- Task to complete -
Transcribe the HAProxy forum post below verbatim, from "Server1 → server" to "figure out why.", inclusive.

- Extract provided -
-.-.-
Hello everyone, im having a hard time trying to figure out what is causing this behavior, so far i got nothing, i’ll describe the scenario below:
All services we control have haproxy acting as a reverse proxy, the problem is : i have one service trying to communicate with another and getting 503 as a response from haproxy, they can ping, traceroute etc. The error is when my script lua sends a request to the other service and gets 503 even with servers up.
Server1 → server with script lua, server sending the request, origin
Server2 → server receiving request, destination
These servers are ec2, we control the ACL rules, both can be reached by ICMP or HTTP, they can communicate. As I explained, they also have haproxy in front of containers. In Server1 i have one script lua verifying backends health, if one backend is going down the script lua sends a GET request to an endpoint in Server2, the problem is happening in this request between Server1 and Server2, when the script lua sends the request i get one 503, that is the part i cant figure out why.
-.-.-
- Dataset content -
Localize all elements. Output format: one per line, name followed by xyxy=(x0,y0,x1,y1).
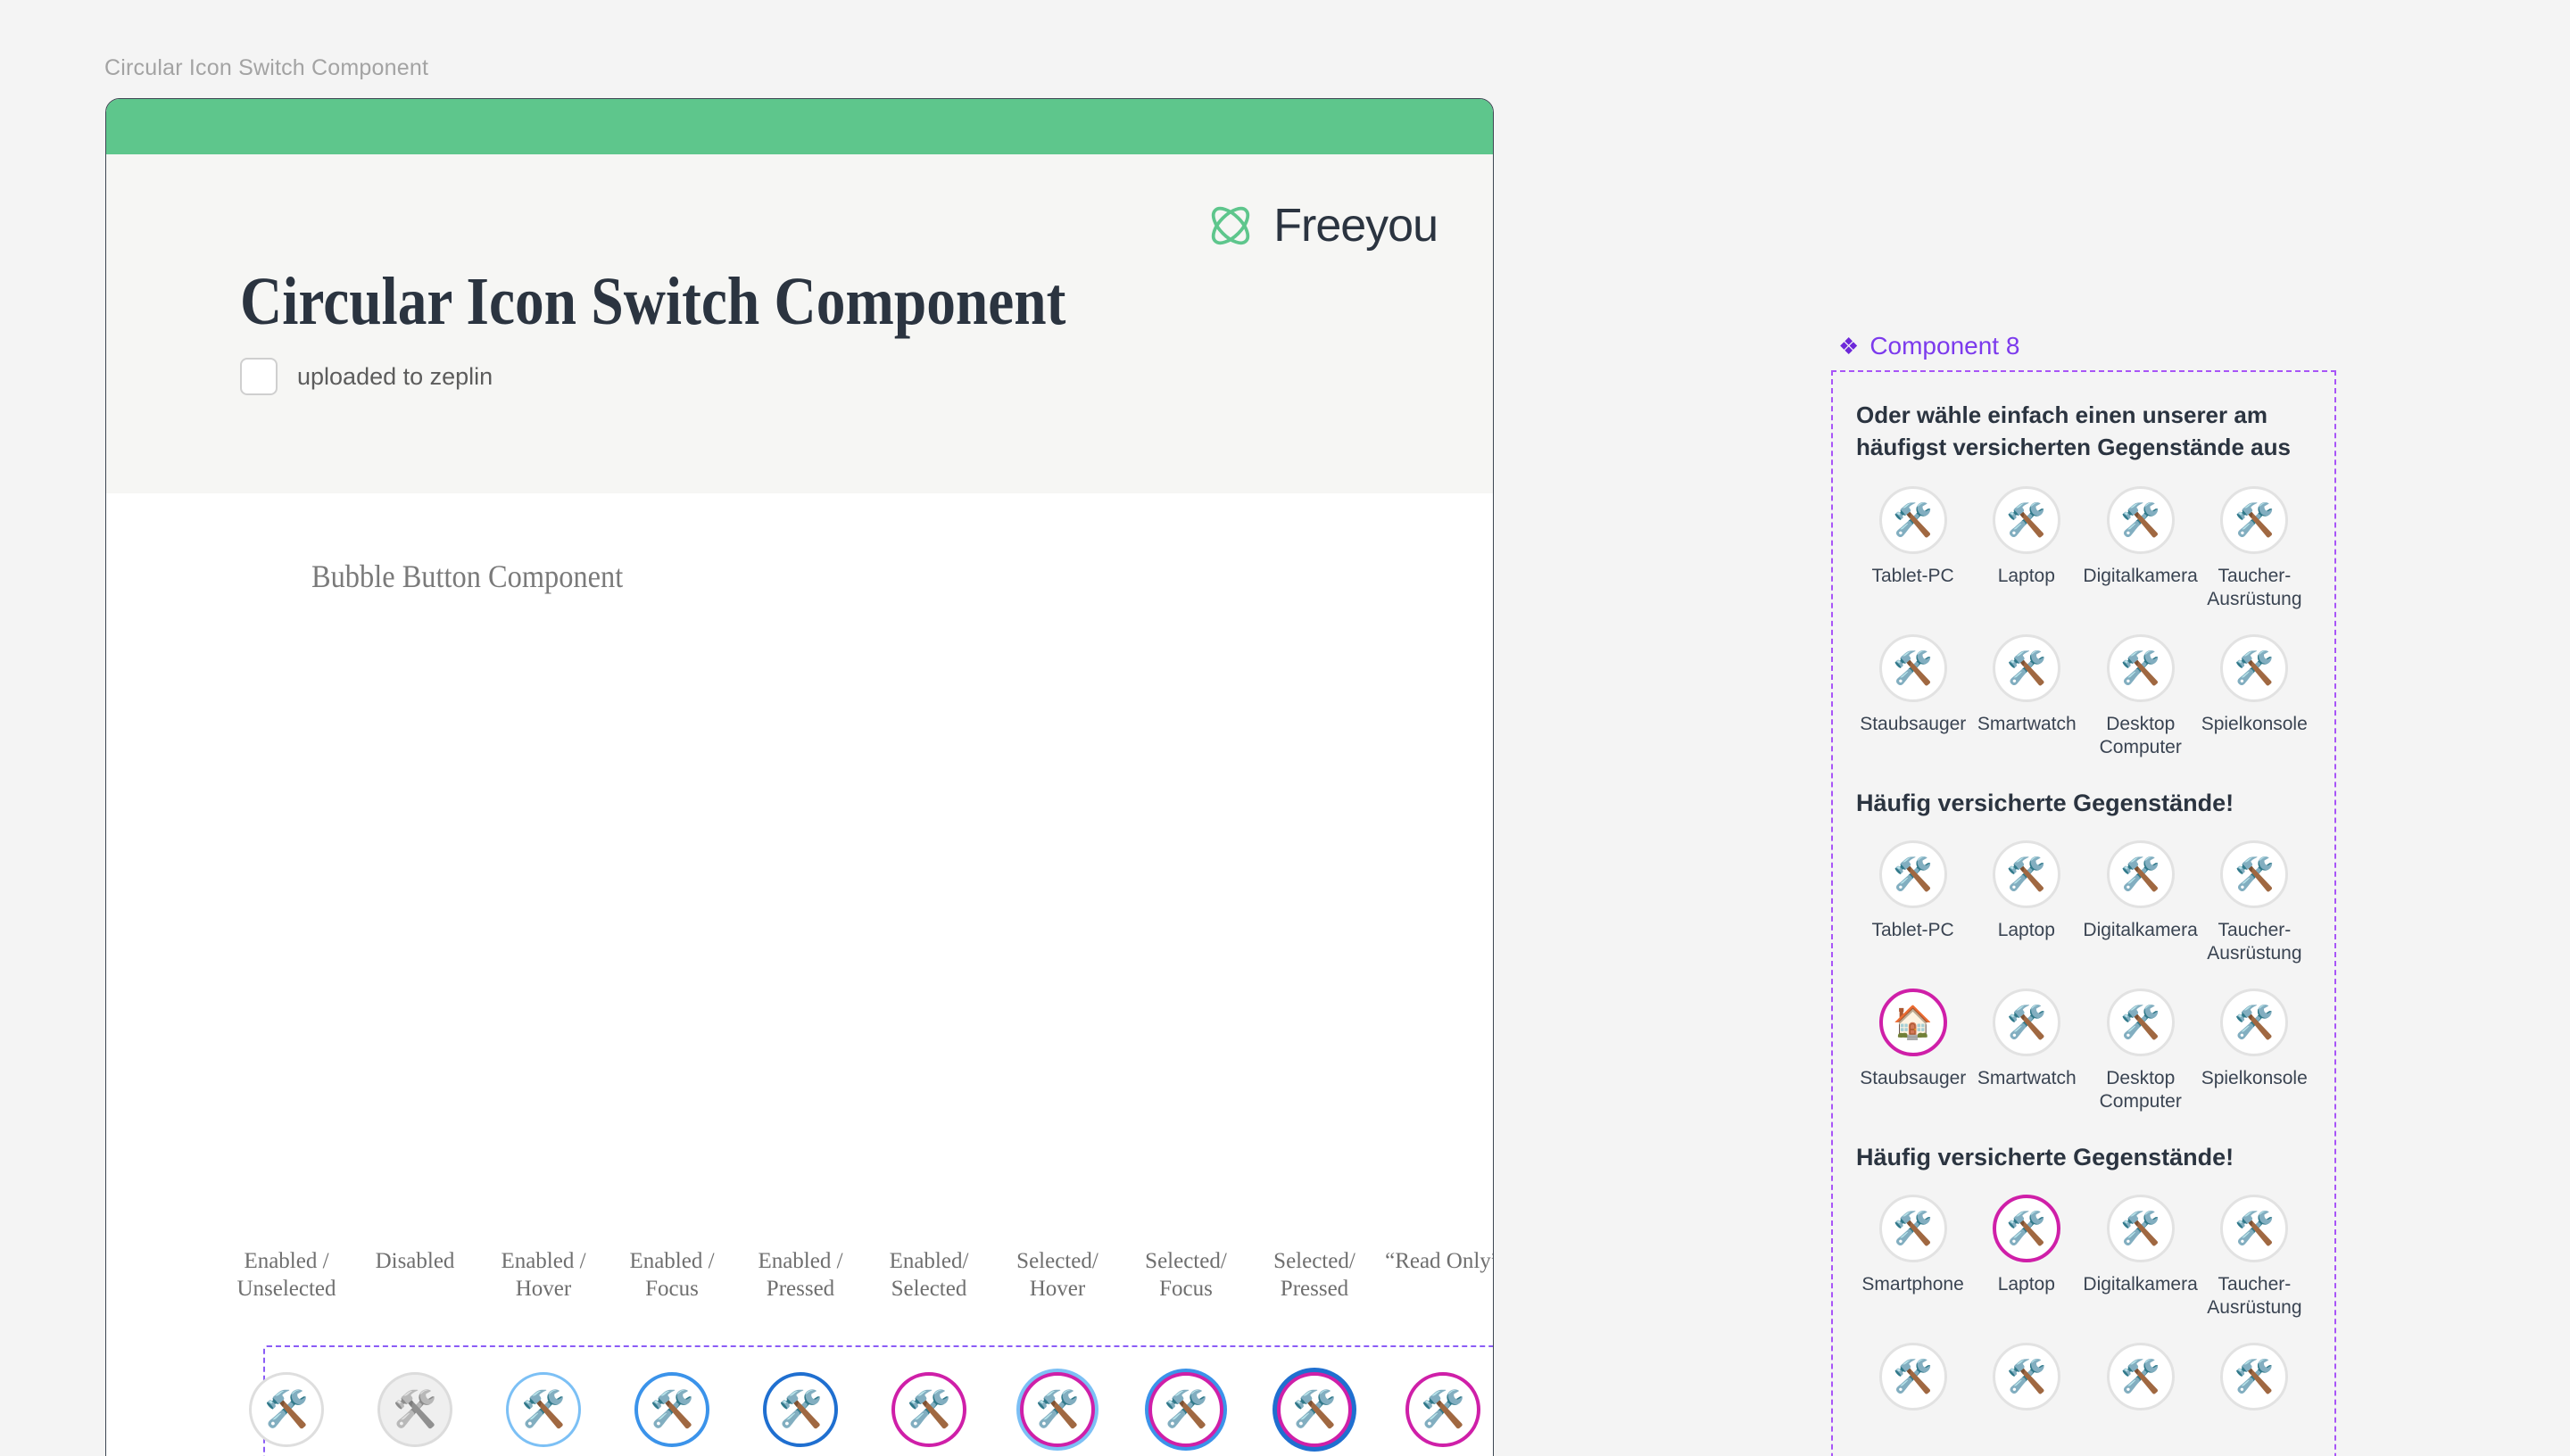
-.-.-
- Output below -
Server1 → server with script lua, server sending the request, origin
Server2 → server receiving request, destination
These servers are ec2, we control the ACL rules, both can be reached by ICMP or HTTP, they can communicate. As I explained, they also have haproxy in front of containers. In Server1 i have one script lua verifying backends health, if one backend is going down the script lua sends a GET request to an endpoint in Server2, the problem is happening in this request between Server1 and Server2, when the script lua sends the request i get one 503, that is the part i cant figure out why.